» **To be done**:
Below are the records; collect from them each line containing the string "kommt".

Collected data entries:

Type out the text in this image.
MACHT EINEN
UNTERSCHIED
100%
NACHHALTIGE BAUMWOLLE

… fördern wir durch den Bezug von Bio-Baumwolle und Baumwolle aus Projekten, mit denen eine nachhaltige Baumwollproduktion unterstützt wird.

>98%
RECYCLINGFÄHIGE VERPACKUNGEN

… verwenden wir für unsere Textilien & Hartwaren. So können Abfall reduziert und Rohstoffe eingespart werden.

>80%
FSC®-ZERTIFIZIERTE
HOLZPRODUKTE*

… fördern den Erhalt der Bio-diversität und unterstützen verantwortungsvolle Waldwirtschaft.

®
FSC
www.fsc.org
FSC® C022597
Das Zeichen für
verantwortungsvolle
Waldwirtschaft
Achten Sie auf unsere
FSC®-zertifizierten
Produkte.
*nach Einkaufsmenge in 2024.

--

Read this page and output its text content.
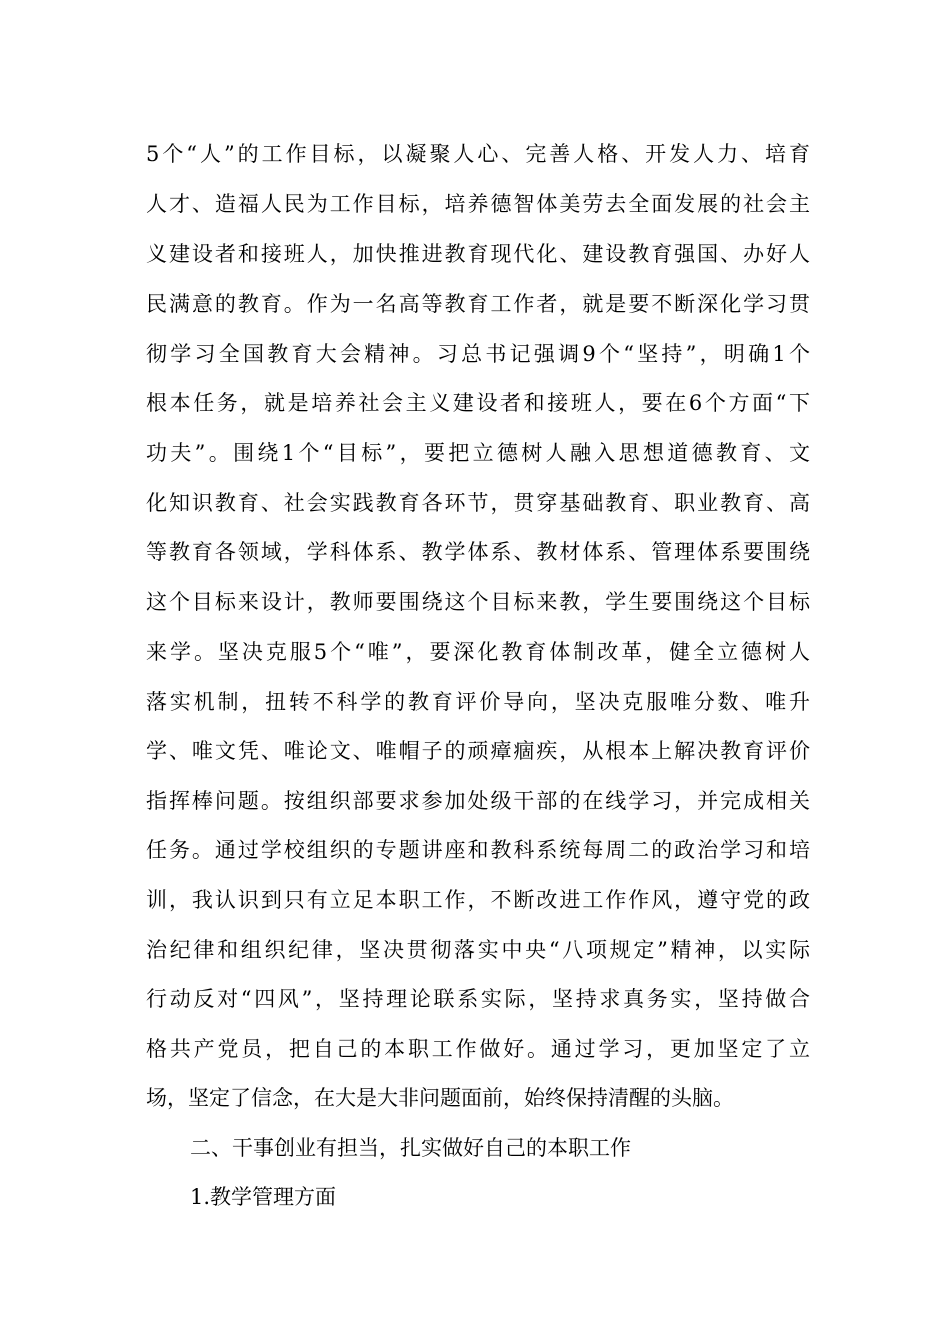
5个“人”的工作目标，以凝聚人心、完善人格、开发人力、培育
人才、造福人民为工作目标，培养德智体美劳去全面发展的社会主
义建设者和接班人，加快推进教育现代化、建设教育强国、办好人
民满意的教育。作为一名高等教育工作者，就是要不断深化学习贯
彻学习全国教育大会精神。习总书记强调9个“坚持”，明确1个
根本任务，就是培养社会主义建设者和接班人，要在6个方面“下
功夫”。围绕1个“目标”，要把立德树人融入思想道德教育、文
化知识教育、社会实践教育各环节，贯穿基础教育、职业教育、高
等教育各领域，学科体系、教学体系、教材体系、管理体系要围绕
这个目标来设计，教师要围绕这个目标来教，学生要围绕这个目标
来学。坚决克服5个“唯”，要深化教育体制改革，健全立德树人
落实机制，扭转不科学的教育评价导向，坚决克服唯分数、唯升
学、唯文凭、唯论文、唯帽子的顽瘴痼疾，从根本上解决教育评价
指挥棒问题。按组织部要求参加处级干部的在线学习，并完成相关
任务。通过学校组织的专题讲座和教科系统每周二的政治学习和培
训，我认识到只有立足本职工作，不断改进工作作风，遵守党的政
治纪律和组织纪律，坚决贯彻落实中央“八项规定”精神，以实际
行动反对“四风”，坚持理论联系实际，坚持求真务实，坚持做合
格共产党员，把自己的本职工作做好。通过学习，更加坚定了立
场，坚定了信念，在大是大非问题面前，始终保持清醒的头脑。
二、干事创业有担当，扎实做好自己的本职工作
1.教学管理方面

---

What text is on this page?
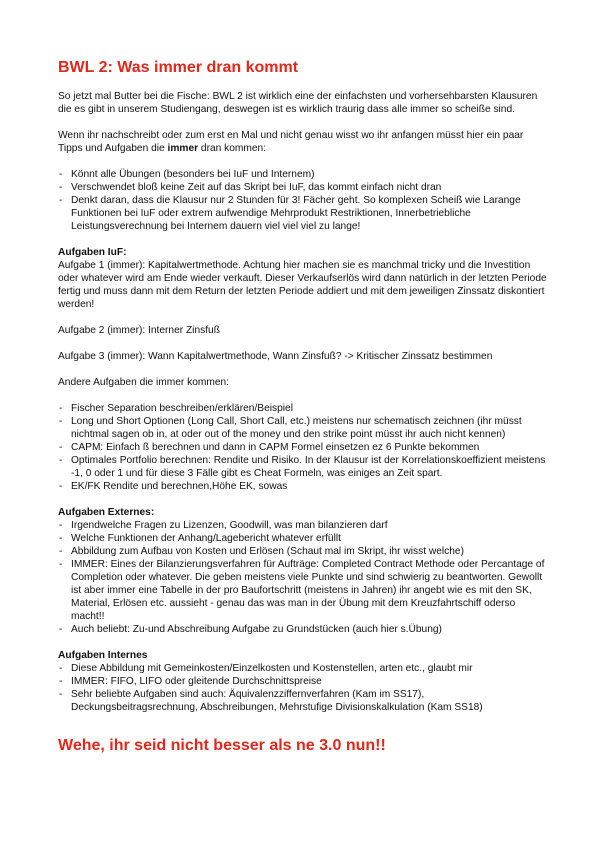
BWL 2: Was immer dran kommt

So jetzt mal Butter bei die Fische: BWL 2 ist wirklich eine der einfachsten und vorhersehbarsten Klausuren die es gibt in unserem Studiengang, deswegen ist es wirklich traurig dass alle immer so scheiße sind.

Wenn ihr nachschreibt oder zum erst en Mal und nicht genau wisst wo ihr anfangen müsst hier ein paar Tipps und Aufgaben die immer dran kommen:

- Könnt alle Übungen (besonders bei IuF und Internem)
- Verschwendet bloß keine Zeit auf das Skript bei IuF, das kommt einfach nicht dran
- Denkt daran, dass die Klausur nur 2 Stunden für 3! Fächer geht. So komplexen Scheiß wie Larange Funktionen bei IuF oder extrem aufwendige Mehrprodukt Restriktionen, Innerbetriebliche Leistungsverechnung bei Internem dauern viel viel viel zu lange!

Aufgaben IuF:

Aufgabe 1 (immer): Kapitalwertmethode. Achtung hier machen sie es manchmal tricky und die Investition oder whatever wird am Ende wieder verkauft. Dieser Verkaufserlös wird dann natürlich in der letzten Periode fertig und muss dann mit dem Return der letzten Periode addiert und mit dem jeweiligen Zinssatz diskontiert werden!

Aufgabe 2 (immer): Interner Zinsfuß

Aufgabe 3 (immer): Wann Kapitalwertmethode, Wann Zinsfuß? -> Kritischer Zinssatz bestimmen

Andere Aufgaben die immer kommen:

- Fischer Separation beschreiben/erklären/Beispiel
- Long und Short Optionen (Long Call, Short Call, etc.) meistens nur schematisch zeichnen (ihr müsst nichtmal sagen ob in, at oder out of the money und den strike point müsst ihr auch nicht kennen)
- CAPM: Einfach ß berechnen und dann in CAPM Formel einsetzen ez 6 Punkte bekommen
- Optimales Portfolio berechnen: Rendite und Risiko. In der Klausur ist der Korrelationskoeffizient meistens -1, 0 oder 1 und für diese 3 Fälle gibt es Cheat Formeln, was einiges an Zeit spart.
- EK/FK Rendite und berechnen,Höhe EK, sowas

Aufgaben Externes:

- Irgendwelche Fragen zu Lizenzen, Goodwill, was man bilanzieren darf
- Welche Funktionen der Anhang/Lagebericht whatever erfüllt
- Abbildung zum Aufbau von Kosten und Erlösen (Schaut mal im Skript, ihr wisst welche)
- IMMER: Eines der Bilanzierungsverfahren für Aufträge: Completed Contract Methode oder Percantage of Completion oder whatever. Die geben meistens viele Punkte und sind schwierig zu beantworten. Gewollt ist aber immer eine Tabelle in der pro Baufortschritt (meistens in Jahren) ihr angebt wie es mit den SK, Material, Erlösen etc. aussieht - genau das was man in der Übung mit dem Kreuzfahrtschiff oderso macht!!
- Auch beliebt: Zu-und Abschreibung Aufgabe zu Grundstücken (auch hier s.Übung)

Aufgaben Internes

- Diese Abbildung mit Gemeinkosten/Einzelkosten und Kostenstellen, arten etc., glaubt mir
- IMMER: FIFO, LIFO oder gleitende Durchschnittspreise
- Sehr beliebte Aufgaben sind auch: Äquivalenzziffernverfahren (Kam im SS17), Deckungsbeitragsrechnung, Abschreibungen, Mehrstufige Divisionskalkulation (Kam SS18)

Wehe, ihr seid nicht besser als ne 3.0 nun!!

» **Response to the task**:
BWL 2: Was immer dran kommt
- Verschwendet bloß keine Zeit auf das Skript bei IuF, das kommt einfach nicht dran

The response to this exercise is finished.